[Data entries]
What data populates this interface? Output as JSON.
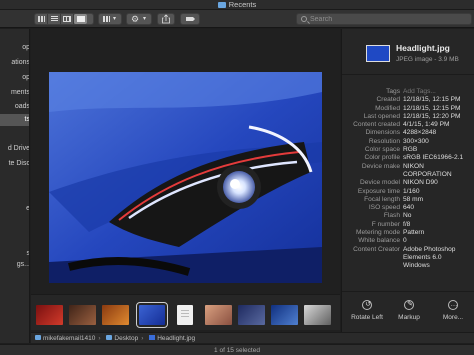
{
  "window": {
    "title": "Recents"
  },
  "toolbar": {
    "view_modes": [
      "icon-view",
      "list-view",
      "column-view",
      "gallery-view"
    ],
    "group_menu_icon": "grid-dropdown-icon",
    "action_menu_icon": "gear-icon",
    "share_icon": "share-icon",
    "tag_icon": "tag-icon"
  },
  "search": {
    "placeholder": "Search"
  },
  "sidebar": {
    "items": [
      {
        "label": "Desktop",
        "visible": "op"
      },
      {
        "label": "Applications",
        "visible": "ations"
      },
      {
        "label": "Desktop",
        "visible": "op"
      },
      {
        "label": "Documents",
        "visible": "ments"
      },
      {
        "label": "Downloads",
        "visible": "oads"
      },
      {
        "label": "Recents",
        "visible": "ts",
        "selected": true
      },
      {
        "label": "iCloud Drive",
        "visible": "d Drive"
      },
      {
        "label": "Remote Disc",
        "visible": "te Disc"
      },
      {
        "label": "Home",
        "visible": "e"
      },
      {
        "label": "Tags",
        "visible": "s"
      },
      {
        "label": "All Tags…",
        "visible": "gs..."
      }
    ]
  },
  "preview": {
    "name": "Headlight.jpg"
  },
  "thumbnails": [
    {
      "name": "thumb-red"
    },
    {
      "name": "thumb-people"
    },
    {
      "name": "thumb-orange"
    },
    {
      "name": "thumb-headlight",
      "selected": true
    },
    {
      "name": "thumb-document"
    },
    {
      "name": "thumb-skin"
    },
    {
      "name": "thumb-car"
    },
    {
      "name": "thumb-screen"
    },
    {
      "name": "thumb-landscape"
    },
    {
      "name": "thumb-window"
    }
  ],
  "pathbar": {
    "segments": [
      "mikefakemail1410",
      "Desktop",
      "Headlight.jpg"
    ]
  },
  "status": {
    "text": "1 of 15 selected"
  },
  "inspector": {
    "filename": "Headlight.jpg",
    "subtitle": "JPEG image - 3.9 MB",
    "metadata": [
      {
        "key": "Tags",
        "value": "Add Tags...",
        "placeholder": true
      },
      {
        "key": "Created",
        "value": "12/18/15, 12:15 PM"
      },
      {
        "key": "Modified",
        "value": "12/18/15, 12:15 PM"
      },
      {
        "key": "Last opened",
        "value": "12/18/15, 12:20 PM"
      },
      {
        "key": "Content created",
        "value": "4/1/15, 1:49 PM"
      },
      {
        "key": "Dimensions",
        "value": "4288×2848"
      },
      {
        "key": "Resolution",
        "value": "300×300"
      },
      {
        "key": "Color space",
        "value": "RGB"
      },
      {
        "key": "Color profile",
        "value": "sRGB IEC61966-2.1"
      },
      {
        "key": "Device make",
        "value": "NIKON\nCORPORATION"
      },
      {
        "key": "Device model",
        "value": "NIKON D90"
      },
      {
        "key": "Exposure time",
        "value": "1/160"
      },
      {
        "key": "Focal length",
        "value": "58 mm"
      },
      {
        "key": "ISO speed",
        "value": "640"
      },
      {
        "key": "Flash",
        "value": "No"
      },
      {
        "key": "F number",
        "value": "f/8"
      },
      {
        "key": "Metering mode",
        "value": "Pattern"
      },
      {
        "key": "White balance",
        "value": "0"
      },
      {
        "key": "Content Creator",
        "value": "Adobe Photoshop\nElements 6.0\nWindows"
      }
    ],
    "actions": [
      {
        "label": "Rotate Left",
        "icon": "rotate-left-icon"
      },
      {
        "label": "Markup",
        "icon": "markup-icon"
      },
      {
        "label": "More...",
        "icon": "more-icon"
      }
    ]
  },
  "colors": {
    "accent": "#3a6dd8",
    "folder": "#6aa6e0",
    "background": "#1e1e1e"
  }
}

▶ Stated problem:
The pictures should not be reproduced; quote all of the other material exactly.

▶ Finished exercise:
What data populates this interface? Output as JSON.
{
  "window": {
    "title": "Recents"
  },
  "toolbar": {
    "view_modes": [
      "icon-view",
      "list-view",
      "column-view",
      "gallery-view"
    ],
    "group_menu_icon": "grid-dropdown-icon",
    "action_menu_icon": "gear-icon",
    "share_icon": "share-icon",
    "tag_icon": "tag-icon"
  },
  "search": {
    "placeholder": "Search"
  },
  "sidebar": {
    "items": [
      {
        "label": "Desktop",
        "visible": "op"
      },
      {
        "label": "Applications",
        "visible": "ations"
      },
      {
        "label": "Desktop",
        "visible": "op"
      },
      {
        "label": "Documents",
        "visible": "ments"
      },
      {
        "label": "Downloads",
        "visible": "oads"
      },
      {
        "label": "Recents",
        "visible": "ts",
        "selected": true
      },
      {
        "label": "iCloud Drive",
        "visible": "d Drive"
      },
      {
        "label": "Remote Disc",
        "visible": "te Disc"
      },
      {
        "label": "Home",
        "visible": "e"
      },
      {
        "label": "Tags",
        "visible": "s"
      },
      {
        "label": "All Tags…",
        "visible": "gs..."
      }
    ]
  },
  "preview": {
    "name": "Headlight.jpg"
  },
  "thumbnails": [
    {
      "name": "thumb-red"
    },
    {
      "name": "thumb-people"
    },
    {
      "name": "thumb-orange"
    },
    {
      "name": "thumb-headlight",
      "selected": true
    },
    {
      "name": "thumb-document"
    },
    {
      "name": "thumb-skin"
    },
    {
      "name": "thumb-car"
    },
    {
      "name": "thumb-screen"
    },
    {
      "name": "thumb-landscape"
    },
    {
      "name": "thumb-window"
    }
  ],
  "pathbar": {
    "segments": [
      "mikefakemail1410",
      "Desktop",
      "Headlight.jpg"
    ]
  },
  "status": {
    "text": "1 of 15 selected"
  },
  "inspector": {
    "filename": "Headlight.jpg",
    "subtitle": "JPEG image - 3.9 MB",
    "metadata": [
      {
        "key": "Tags",
        "value": "Add Tags...",
        "placeholder": true
      },
      {
        "key": "Created",
        "value": "12/18/15, 12:15 PM"
      },
      {
        "key": "Modified",
        "value": "12/18/15, 12:15 PM"
      },
      {
        "key": "Last opened",
        "value": "12/18/15, 12:20 PM"
      },
      {
        "key": "Content created",
        "value": "4/1/15, 1:49 PM"
      },
      {
        "key": "Dimensions",
        "value": "4288×2848"
      },
      {
        "key": "Resolution",
        "value": "300×300"
      },
      {
        "key": "Color space",
        "value": "RGB"
      },
      {
        "key": "Color profile",
        "value": "sRGB IEC61966-2.1"
      },
      {
        "key": "Device make",
        "value": "NIKON\nCORPORATION"
      },
      {
        "key": "Device model",
        "value": "NIKON D90"
      },
      {
        "key": "Exposure time",
        "value": "1/160"
      },
      {
        "key": "Focal length",
        "value": "58 mm"
      },
      {
        "key": "ISO speed",
        "value": "640"
      },
      {
        "key": "Flash",
        "value": "No"
      },
      {
        "key": "F number",
        "value": "f/8"
      },
      {
        "key": "Metering mode",
        "value": "Pattern"
      },
      {
        "key": "White balance",
        "value": "0"
      },
      {
        "key": "Content Creator",
        "value": "Adobe Photoshop\nElements 6.0\nWindows"
      }
    ],
    "actions": [
      {
        "label": "Rotate Left",
        "icon": "rotate-left-icon"
      },
      {
        "label": "Markup",
        "icon": "markup-icon"
      },
      {
        "label": "More...",
        "icon": "more-icon"
      }
    ]
  },
  "colors": {
    "accent": "#3a6dd8",
    "folder": "#6aa6e0",
    "background": "#1e1e1e"
  }
}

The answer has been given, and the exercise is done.